WHAT YOU WILL DO |
All of the lines below are to be printed again exactly; images are excluded from the output.

GIVEN ENTRIES |
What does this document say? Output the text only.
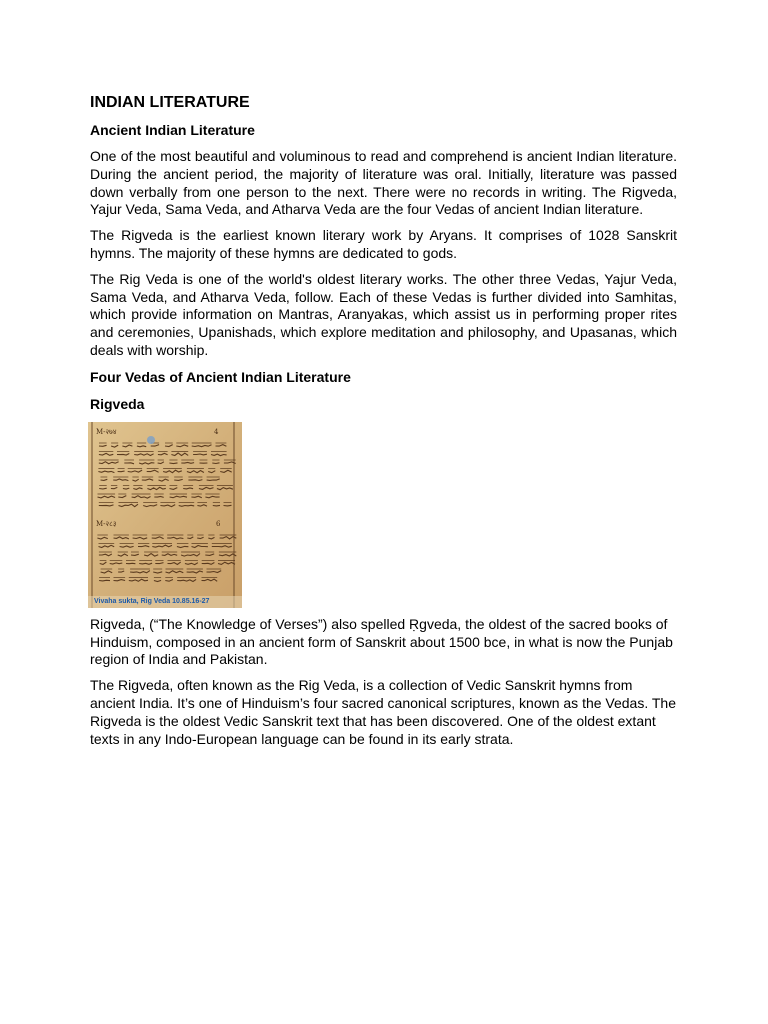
INDIAN LITERATURE
Ancient Indian Literature

One of the most beautiful and voluminous to read and comprehend is ancient Indian literature. During the ancient period, the majority of literature was oral. Initially, literature was passed down verbally from one person to the next. There were no records in writing. The Rigveda, Yajur Veda, Sama Veda, and Atharva Veda are the four Vedas of ancient Indian literature.

The Rigveda is the earliest known literary work by Aryans. It comprises of 1028 Sanskrit hymns. The majority of these hymns are dedicated to gods.

The Rig Veda is one of the world's oldest literary works. The other three Vedas, Yajur Veda, Sama Veda, and Atharva Veda, follow. Each of these Vedas is further divided into Samhitas, which provide information on Mantras, Aranyakas, which assist us in performing proper rites and ceremonies, Upanishads, which explore meditation and philosophy, and Upasanas, which deals with worship.

Four Vedas of Ancient Indian Literature
Rigveda
M-२७४	4
M-२८३	6
Vivaha sukta, Rig Veda 10.85.16-27

Rigveda, (“The Knowledge of Verses”) also spelled Ṛgveda, the oldest of the sacred books of Hinduism, composed in an ancient form of Sanskrit about 1500 bce, in what is now the Punjab region of India and Pakistan.

The Rigveda, often known as the Rig Veda, is a collection of Vedic Sanskrit hymns from ancient India. It’s one of Hinduism’s four sacred canonical scriptures, known as the Vedas. The Rigveda is the oldest Vedic Sanskrit text that has been discovered. One of the oldest extant texts in any Indo-European language can be found in its early strata.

SOLUTION FOR THIS PROBLEM |
What does this document say? Output the text only.
INDIAN LITERATURE
Ancient Indian Literature

One of the most beautiful and voluminous to read and comprehend is ancient Indian literature. During the ancient period, the majority of literature was oral. Initially, literature was passed down verbally from one person to the next. There were no records in writing. The Rigveda, Yajur Veda, Sama Veda, and Atharva Veda are the four Vedas of ancient Indian literature.

The Rigveda is the earliest known literary work by Aryans. It comprises of 1028 Sanskrit hymns. The majority of these hymns are dedicated to gods.

The Rig Veda is one of the world's oldest literary works. The other three Vedas, Yajur Veda, Sama Veda, and Atharva Veda, follow. Each of these Vedas is further divided into Samhitas, which provide information on Mantras, Aranyakas, which assist us in performing proper rites and ceremonies, Upanishads, which explore meditation and philosophy, and Upasanas, which deals with worship.

Four Vedas of Ancient Indian Literature
Rigveda
M-२७४	4
M-२८३	6
Vivaha sukta, Rig Veda 10.85.16-27

Rigveda, (“The Knowledge of Verses”) also spelled Ṛgveda, the oldest of the sacred books of Hinduism, composed in an ancient form of Sanskrit about 1500 bce, in what is now the Punjab region of India and Pakistan.

The Rigveda, often known as the Rig Veda, is a collection of Vedic Sanskrit hymns from ancient India. It’s one of Hinduism’s four sacred canonical scriptures, known as the Vedas. The Rigveda is the oldest Vedic Sanskrit text that has been discovered. One of the oldest extant texts in any Indo-European language can be found in its early strata.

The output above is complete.